Output each entry exactly; skip nothing.

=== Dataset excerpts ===
* * *

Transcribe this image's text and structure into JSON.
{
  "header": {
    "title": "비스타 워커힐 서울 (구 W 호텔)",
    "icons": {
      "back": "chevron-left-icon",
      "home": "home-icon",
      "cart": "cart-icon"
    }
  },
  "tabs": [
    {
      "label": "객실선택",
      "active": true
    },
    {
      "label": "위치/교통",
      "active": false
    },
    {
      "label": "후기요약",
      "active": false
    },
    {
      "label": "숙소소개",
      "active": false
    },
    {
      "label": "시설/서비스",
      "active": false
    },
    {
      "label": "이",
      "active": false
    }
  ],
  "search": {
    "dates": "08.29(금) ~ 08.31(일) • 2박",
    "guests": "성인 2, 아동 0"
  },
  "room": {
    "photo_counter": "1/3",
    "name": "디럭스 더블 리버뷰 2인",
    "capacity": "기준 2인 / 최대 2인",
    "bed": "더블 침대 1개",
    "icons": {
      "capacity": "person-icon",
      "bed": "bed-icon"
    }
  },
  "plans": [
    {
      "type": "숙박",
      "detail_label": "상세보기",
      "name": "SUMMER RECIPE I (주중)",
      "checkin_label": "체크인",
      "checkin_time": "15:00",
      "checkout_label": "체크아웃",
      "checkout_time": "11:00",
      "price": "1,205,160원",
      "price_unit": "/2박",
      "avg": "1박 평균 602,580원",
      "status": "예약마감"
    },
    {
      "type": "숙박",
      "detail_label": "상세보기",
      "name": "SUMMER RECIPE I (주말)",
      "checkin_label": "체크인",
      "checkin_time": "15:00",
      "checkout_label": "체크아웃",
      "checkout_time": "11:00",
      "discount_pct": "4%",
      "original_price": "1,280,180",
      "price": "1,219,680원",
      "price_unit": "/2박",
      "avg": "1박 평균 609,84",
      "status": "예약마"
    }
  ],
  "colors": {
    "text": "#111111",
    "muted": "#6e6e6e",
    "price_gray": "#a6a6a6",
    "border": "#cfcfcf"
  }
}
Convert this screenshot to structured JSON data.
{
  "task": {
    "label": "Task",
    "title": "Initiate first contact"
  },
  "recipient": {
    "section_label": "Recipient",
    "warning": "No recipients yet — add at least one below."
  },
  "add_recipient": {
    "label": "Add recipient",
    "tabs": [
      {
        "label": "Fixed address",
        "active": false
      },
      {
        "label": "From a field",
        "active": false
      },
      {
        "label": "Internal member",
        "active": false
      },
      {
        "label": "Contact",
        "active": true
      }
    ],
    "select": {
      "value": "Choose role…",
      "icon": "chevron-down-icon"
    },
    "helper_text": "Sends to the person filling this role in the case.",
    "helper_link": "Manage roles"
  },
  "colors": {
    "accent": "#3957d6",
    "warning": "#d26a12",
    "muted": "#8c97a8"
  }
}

* * *

=== EXERCISE RESPONSE ===
Transcribe this image's text and structure into JSON.
{
  "header": {
    "title": "비스타 워커힐 서울 (구 W 호텔)",
    "icons": {
      "back": "chevron-left-icon",
      "home": "home-icon",
      "cart": "cart-icon"
    }
  },
  "tabs": [
    {
      "label": "객실선택",
      "active": true
    },
    {
      "label": "위치/교통",
      "active": false
    },
    {
      "label": "후기요약",
      "active": false
    },
    {
      "label": "숙소소개",
      "active": false
    },
    {
      "label": "시설/서비스",
      "active": false
    },
    {
      "label": "이",
      "active": false
    }
  ],
  "search": {
    "dates": "08.29(금) ~ 08.31(일) • 2박",
    "guests": "성인 2, 아동 0"
  },
  "room": {
    "photo_counter": "1/3",
    "name": "디럭스 더블 리버뷰 2인",
    "capacity": "기준 2인 / 최대 2인",
    "bed": "더블 침대 1개",
    "icons": {
      "capacity": "person-icon",
      "bed": "bed-icon"
    }
  },
  "plans": [
    {
      "type": "숙박",
      "detail_label": "상세보기",
      "name": "SUMMER RECIPE I (주중)",
      "checkin_label": "체크인",
      "checkin_time": "15:00",
      "checkout_label": "체크아웃",
      "checkout_time": "11:00",
      "price": "1,205,160원",
      "price_unit": "/2박",
      "avg": "1박 평균 602,580원",
      "status": "예약마감"
    },
    {
      "type": "숙박",
      "detail_label": "상세보기",
      "name": "SUMMER RECIPE I (주말)",
      "checkin_label": "체크인",
      "checkin_time": "15:00",
      "checkout_label": "체크아웃",
      "checkout_time": "11:00",
      "discount_pct": "4%",
      "original_price": "1,280,180",
      "price": "1,219,680원",
      "price_unit": "/2박",
      "avg": "1박 평균 609,84",
      "status": "예약마"
    }
  ],
  "colors": {
    "text": "#111111",
    "muted": "#6e6e6e",
    "price_gray": "#a6a6a6",
    "border": "#cfcfcf"
  }
}
Convert this screenshot to structured JSON data.
{
  "task": {
    "label": "Task",
    "title": "Initiate first contact"
  },
  "recipient": {
    "section_label": "Recipient",
    "warning": "No recipients yet — add at least one below."
  },
  "add_recipient": {
    "label": "Add recipient",
    "tabs": [
      {
        "label": "Fixed address",
        "active": false
      },
      {
        "label": "From a field",
        "active": false
      },
      {
        "label": "Internal member",
        "active": false
      },
      {
        "label": "Contact",
        "active": true
      }
    ],
    "select": {
      "value": "Choose role…",
      "icon": "chevron-down-icon"
    },
    "helper_text": "Sends to the person filling this role in the case.",
    "helper_link": "Manage roles"
  },
  "colors": {
    "accent": "#3957d6",
    "warning": "#d26a12",
    "muted": "#8c97a8"
  }
}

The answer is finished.